— START —

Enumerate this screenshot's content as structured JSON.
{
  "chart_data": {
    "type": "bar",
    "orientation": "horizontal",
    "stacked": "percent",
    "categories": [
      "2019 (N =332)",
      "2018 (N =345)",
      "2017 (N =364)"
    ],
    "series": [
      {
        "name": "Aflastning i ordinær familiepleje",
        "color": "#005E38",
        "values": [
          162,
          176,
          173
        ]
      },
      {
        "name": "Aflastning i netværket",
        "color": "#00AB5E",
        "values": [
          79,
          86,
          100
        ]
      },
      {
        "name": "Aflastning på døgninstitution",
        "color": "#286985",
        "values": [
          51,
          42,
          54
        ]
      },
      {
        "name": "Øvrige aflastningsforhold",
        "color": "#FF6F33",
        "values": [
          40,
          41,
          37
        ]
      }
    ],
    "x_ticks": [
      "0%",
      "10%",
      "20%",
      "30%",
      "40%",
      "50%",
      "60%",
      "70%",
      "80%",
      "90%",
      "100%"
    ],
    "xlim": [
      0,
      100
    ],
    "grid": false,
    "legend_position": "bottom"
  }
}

— END —
— START —

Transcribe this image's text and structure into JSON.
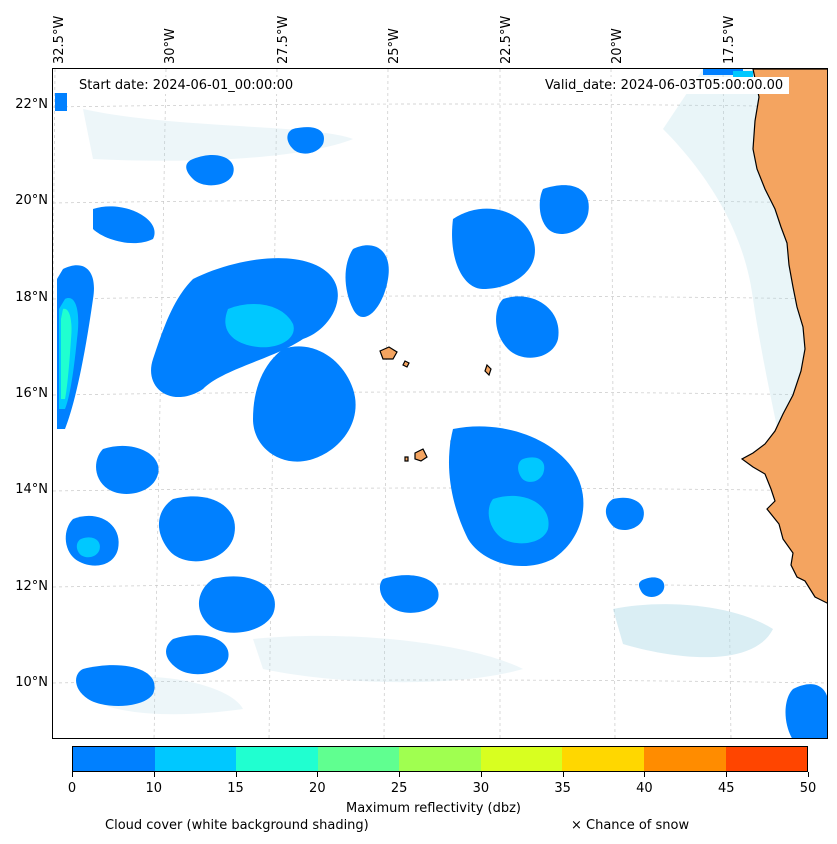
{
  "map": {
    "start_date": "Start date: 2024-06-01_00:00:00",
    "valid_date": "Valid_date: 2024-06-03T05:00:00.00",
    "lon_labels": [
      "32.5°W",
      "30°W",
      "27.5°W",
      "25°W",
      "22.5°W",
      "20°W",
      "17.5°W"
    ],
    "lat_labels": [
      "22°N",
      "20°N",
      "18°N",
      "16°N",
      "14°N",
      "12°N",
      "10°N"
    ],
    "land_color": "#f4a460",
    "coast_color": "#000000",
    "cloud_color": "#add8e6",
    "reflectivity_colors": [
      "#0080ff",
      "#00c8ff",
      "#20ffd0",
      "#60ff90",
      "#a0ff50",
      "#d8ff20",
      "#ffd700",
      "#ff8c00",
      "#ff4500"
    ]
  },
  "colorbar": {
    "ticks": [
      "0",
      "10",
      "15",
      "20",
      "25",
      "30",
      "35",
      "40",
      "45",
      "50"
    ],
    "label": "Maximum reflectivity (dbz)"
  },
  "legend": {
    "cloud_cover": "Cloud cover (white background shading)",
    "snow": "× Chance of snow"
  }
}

— END —

**Problem to solve:** Find every line in the records that contains the word "name"; copy those lines.

**The answer:**
        "name": "Aflastning i ordinær familiepleje",
        "name": "Aflastning i netværket",
        "name": "Aflastning på døgninstitution",
        "name": "Øvrige aflastningsforhold",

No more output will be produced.